> **Job**
Which lines contain the word "iksVZy"? Return each of them as written.

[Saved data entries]
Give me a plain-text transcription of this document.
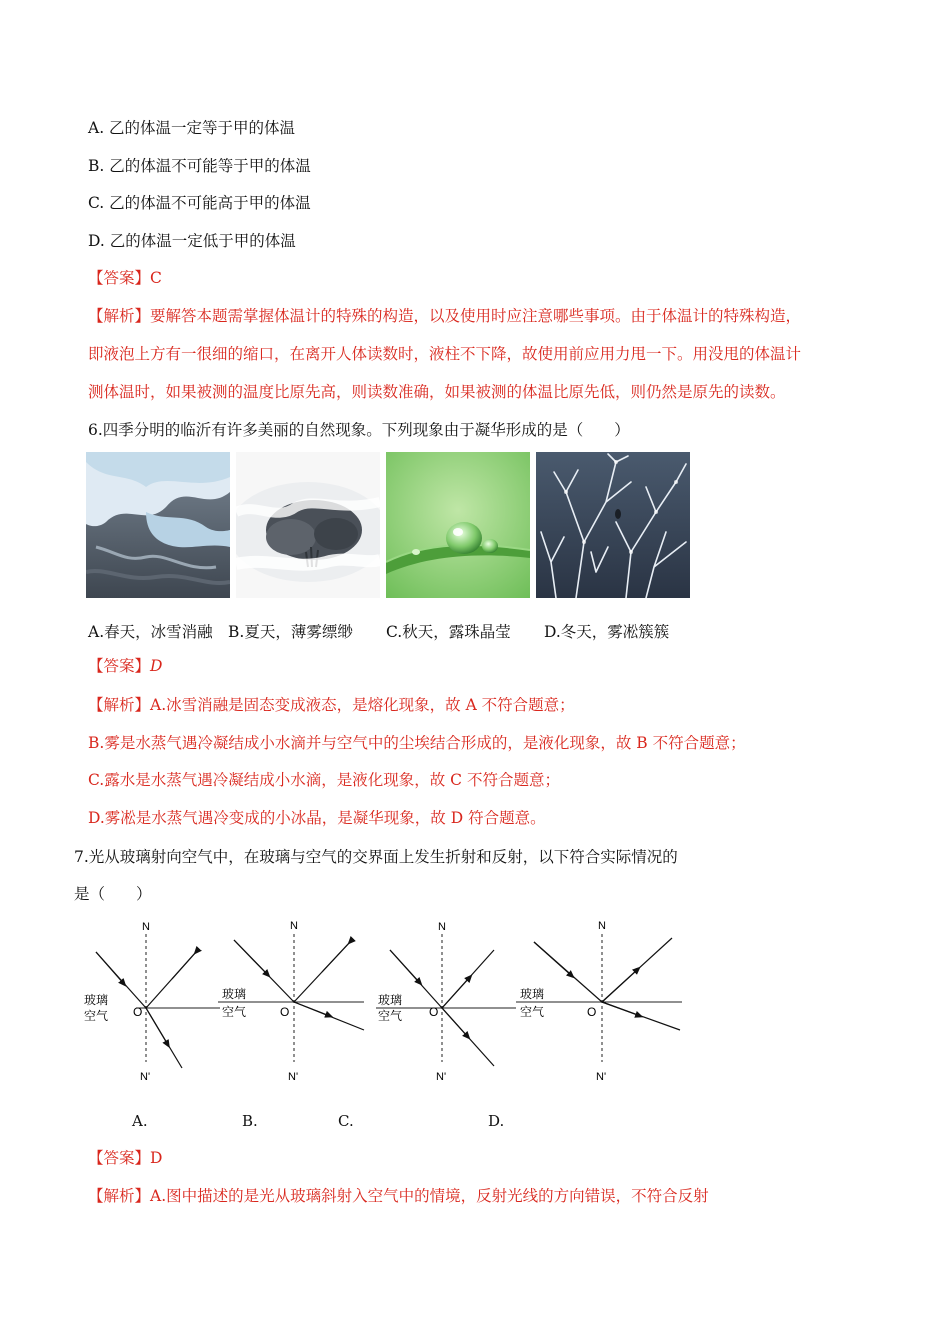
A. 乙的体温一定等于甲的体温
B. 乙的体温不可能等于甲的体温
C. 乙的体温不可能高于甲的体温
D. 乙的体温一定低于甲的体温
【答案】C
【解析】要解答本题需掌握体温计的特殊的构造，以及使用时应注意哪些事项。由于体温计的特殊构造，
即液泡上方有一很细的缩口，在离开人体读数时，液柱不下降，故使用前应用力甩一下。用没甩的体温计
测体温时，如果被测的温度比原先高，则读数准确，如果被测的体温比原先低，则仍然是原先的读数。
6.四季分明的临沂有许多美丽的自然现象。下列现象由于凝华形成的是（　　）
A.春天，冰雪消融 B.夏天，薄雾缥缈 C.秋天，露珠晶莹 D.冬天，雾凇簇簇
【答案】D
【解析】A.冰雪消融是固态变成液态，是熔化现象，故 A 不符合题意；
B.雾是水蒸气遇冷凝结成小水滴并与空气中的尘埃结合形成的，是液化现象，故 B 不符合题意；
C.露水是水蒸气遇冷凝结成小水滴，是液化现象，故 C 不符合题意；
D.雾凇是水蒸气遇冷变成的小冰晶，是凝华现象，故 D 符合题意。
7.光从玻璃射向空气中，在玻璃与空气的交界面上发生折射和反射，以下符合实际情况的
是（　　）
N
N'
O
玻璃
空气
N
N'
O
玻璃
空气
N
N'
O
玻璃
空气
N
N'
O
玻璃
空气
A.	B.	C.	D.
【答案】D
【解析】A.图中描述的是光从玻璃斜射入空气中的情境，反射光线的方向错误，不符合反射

--

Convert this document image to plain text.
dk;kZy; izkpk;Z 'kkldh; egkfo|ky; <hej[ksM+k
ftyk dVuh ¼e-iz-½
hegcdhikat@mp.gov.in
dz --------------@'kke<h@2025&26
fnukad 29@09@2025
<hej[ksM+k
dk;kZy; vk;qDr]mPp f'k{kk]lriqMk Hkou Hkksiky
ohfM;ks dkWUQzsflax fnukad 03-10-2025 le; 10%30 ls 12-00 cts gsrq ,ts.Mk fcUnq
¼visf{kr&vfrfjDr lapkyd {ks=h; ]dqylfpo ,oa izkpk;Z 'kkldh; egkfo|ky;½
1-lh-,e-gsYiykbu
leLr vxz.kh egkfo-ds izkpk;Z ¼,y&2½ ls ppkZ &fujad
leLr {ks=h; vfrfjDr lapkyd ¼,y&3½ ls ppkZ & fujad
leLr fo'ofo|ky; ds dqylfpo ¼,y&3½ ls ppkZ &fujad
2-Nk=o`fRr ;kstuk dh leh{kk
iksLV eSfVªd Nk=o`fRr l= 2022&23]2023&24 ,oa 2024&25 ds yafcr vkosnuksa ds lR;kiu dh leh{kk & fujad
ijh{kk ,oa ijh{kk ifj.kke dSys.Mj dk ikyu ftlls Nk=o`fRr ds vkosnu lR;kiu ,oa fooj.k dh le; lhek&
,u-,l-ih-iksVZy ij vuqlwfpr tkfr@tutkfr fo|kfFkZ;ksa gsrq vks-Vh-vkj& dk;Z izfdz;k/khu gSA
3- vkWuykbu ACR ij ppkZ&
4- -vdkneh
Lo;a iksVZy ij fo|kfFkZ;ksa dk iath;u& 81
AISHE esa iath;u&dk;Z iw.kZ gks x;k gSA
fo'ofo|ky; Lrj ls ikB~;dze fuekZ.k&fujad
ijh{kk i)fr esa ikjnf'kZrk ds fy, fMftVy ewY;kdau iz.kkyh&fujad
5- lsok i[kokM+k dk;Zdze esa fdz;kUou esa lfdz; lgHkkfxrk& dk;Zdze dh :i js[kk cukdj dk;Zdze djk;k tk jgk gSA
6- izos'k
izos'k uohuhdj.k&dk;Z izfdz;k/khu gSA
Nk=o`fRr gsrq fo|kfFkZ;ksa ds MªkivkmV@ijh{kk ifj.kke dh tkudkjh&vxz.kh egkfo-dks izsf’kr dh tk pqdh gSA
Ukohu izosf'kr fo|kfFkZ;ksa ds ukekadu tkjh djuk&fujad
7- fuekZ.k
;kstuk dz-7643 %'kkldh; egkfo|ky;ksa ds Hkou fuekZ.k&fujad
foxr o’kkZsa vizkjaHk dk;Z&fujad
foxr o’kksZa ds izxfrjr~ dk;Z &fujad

> **Answer to the exercise**
,u-,l-ih-iksVZy ij vuqlwfpr tkfr@tutkfr fo|kfFkZ;ksa gsrq vks-Vh-vkj& dk;Z izfdz;k/khu gSA
Lo;a iksVZy ij fo|kfFkZ;ksa dk iath;u& 81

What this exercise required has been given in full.